### SHORT PROBLEM
In the text on accessible learning materials for visually impaired students, what does John Rafferty estimate is the size of the affected student population in Canada?
— Begin DOCUMENT TEXT —
For visually impaired students, a lack of accessible learning materials “creates enormous barriers to success.”


When Alycia Pottie was a teenager, she lost most of her sight to a combination of glaucoma and uveitis, a form of ocular inflammation. She’s been legally blind ever since, and for the past four years, as a psychology student at Mount Saint Vincent University, she’s relied on the accommodations that many visually impaired Canadian students use: large-print course materials, extra time on exams and, critically, accessible electronic textbooks.

But in almost every class, she says, her semesters began with her waiting for most of her books – sometimes for a week, sometimes two, sometimes more. Because publishers require proof of purchase before providing accessible texts, Ms. Pottie bought hers far in advance of her fellow students, submitted proof of payment through her university’s accessibility services department, and then waited. Then, slowly, the same bureaucracy unfolded in the other direction, as publishers created an accessible text, then dispatched it through accessibility services and finally on to her.

“There isn’t enough staffing in accessibility services to keep on top of publishers,” says Ms. Pottie. As a result, when textbooks arrive late, “you’re trying to do two or three weeks of prior work on top of current work. You’re set up to fail.”

Ms. Pottie’s experience isn’t unique or even especially egregious. Last year, McGill University law student Didier Chelin filed a complaint against the university with the Quebec Human Rights Commission, alleging he had been left without accessible course materials for months, and wasn’t provided with a scribe for exams and assignments as required. A decision in the case is still pending and could take years.

The problem is so widespread that last October, CNIB (formerly the Canadian National Institute for the Blind) president John Rafferty sent a letter to university presidents nationwide, exhorting them to treat the issue with greater urgency. Mr. Rafferty says the response overall was “underwhelming,” leaving the organization examining next steps. “I know universities have a lot of pressures, and this is a small population of only about 4,500 students across the country,” he says. “But it creates enormous barriers to success for them.”

Athol Gow is manager of library accessibility services at the University of Guelph. He points out that even when textbooks do arrive, copyright concerns mean they’re often tied to proprietary platforms provided by the publisher, rather than being made accessible in students’ preferred accessibility software. “Students often have to learn how to use multiple platforms, with different logins, layouts and feature sets, just to read their texts,” he says. As well, because accessibility services staff at many universities handle requests from students with a panoply of disabilities, the formats that work best for one student may not work well for others.

Mr. Rafferty at CNIB says that while fixing these issues will take time, as well as coordination between educational institutions, governments and publishers, there is one area where universities can start making immediate fixes: in-class handouts and other professor-created content, especially materials reproduced from academic journals, presentations and news sources.

“Blind students are the ones most affected by course content provided or created by professors,” says Jeff Buhse, an assistive technologist at the University of Manitoba’s accessibility services department. “With articles and handouts in class, there’s often little stress institutionally to make that kind of content accessible.”
— End DOCUMENT TEXT —
— Begin MATERIAL SHOWN —
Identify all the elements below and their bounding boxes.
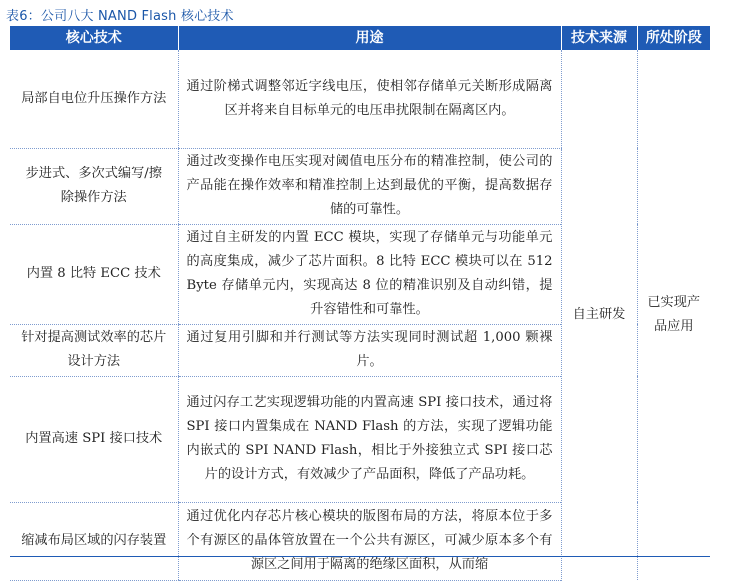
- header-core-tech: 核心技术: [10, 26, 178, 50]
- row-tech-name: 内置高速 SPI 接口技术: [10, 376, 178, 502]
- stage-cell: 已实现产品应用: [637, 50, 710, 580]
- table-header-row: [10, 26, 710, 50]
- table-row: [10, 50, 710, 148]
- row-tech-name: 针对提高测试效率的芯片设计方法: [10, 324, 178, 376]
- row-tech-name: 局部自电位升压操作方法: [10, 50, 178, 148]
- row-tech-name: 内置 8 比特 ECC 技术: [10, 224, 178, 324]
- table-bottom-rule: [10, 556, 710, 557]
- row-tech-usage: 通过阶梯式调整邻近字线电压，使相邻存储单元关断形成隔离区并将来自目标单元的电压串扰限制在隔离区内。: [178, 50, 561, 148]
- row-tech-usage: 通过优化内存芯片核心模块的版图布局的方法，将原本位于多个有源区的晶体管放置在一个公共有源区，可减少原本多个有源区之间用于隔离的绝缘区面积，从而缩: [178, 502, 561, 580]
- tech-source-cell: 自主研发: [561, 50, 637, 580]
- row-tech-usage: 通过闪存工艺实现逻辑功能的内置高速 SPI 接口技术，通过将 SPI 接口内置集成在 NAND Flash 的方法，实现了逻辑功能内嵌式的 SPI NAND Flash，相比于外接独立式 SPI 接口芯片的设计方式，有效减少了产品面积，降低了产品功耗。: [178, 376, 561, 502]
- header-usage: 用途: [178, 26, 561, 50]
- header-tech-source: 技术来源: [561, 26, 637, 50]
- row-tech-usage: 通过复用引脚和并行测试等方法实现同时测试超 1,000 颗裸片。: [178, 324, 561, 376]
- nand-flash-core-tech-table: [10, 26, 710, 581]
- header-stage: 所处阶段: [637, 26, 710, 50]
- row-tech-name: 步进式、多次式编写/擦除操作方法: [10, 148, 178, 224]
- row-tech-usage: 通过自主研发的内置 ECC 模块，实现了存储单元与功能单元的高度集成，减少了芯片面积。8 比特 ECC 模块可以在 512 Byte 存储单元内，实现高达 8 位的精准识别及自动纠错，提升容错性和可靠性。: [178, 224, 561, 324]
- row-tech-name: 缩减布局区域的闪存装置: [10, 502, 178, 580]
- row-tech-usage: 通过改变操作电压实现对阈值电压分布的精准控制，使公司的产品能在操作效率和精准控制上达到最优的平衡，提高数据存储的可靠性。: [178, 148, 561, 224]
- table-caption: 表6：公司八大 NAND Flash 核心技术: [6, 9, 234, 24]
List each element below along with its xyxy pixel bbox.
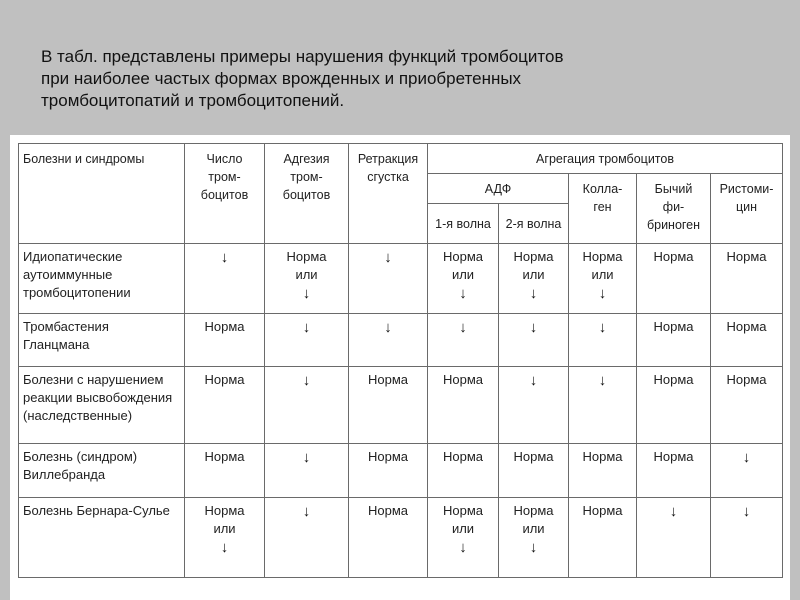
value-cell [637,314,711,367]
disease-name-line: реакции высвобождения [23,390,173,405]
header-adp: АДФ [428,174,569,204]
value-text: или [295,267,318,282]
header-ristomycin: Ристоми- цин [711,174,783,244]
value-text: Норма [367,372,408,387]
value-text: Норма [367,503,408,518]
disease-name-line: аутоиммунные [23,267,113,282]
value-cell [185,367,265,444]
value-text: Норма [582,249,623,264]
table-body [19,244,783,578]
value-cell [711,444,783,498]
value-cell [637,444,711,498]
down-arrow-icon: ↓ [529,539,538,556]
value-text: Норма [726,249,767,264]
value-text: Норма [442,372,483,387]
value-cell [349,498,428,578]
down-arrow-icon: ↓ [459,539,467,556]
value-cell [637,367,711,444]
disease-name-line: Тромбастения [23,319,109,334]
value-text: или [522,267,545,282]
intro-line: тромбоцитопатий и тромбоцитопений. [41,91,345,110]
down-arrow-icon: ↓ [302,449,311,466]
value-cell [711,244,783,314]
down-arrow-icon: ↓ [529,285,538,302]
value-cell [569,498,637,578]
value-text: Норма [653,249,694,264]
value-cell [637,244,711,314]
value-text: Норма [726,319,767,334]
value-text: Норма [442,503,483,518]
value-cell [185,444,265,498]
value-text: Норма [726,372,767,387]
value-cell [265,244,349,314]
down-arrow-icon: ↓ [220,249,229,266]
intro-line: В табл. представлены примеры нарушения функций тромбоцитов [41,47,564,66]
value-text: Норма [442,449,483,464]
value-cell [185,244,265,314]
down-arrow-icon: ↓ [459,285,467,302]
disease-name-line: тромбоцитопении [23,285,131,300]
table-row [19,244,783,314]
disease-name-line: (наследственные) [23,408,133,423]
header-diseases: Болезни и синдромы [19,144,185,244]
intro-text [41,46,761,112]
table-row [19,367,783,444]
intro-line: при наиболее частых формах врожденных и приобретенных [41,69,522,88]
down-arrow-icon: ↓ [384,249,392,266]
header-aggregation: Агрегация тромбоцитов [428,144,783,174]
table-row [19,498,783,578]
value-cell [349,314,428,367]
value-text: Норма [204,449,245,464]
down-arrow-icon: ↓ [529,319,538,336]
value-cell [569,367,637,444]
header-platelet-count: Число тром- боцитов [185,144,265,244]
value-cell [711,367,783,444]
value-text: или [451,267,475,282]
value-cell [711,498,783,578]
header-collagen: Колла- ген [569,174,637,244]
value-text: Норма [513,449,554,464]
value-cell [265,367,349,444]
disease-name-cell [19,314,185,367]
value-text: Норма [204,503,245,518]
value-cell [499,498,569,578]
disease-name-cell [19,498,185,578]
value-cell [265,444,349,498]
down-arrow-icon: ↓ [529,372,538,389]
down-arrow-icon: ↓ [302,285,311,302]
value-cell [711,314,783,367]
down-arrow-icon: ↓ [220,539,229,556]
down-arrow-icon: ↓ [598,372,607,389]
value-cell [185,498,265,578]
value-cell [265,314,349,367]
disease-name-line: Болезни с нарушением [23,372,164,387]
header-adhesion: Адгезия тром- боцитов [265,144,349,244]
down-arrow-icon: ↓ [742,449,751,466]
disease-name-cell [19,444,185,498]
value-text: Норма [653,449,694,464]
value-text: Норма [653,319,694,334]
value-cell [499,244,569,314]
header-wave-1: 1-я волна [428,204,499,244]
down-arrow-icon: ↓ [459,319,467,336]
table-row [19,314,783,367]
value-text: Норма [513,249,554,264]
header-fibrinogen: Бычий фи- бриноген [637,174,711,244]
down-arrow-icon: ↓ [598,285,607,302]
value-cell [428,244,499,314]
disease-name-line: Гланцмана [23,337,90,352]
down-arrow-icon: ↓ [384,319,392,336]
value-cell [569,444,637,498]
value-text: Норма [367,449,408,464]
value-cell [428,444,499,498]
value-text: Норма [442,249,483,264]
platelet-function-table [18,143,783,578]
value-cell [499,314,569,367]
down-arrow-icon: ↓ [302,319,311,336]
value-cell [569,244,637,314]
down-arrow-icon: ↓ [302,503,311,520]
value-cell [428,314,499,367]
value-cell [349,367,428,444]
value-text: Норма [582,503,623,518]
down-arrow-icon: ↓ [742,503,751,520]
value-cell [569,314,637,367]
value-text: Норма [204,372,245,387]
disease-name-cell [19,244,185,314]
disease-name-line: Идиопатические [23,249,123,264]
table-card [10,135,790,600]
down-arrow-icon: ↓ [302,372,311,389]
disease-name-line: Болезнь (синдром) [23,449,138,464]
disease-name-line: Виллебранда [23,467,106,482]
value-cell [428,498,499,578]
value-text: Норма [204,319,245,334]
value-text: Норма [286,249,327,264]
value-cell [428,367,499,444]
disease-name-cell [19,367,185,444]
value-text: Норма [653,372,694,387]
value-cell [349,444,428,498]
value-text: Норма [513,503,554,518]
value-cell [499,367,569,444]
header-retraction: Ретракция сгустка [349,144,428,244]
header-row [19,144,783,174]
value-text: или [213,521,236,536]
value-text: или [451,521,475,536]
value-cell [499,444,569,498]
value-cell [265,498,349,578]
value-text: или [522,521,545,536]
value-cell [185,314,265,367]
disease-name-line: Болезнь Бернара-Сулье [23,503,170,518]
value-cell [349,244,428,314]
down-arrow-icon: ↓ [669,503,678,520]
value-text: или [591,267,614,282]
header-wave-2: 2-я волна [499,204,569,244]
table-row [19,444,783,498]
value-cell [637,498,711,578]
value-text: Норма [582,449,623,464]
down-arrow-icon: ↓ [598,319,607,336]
— End MATERIAL SHOWN —
### RESULT
About 4,500 students across the country.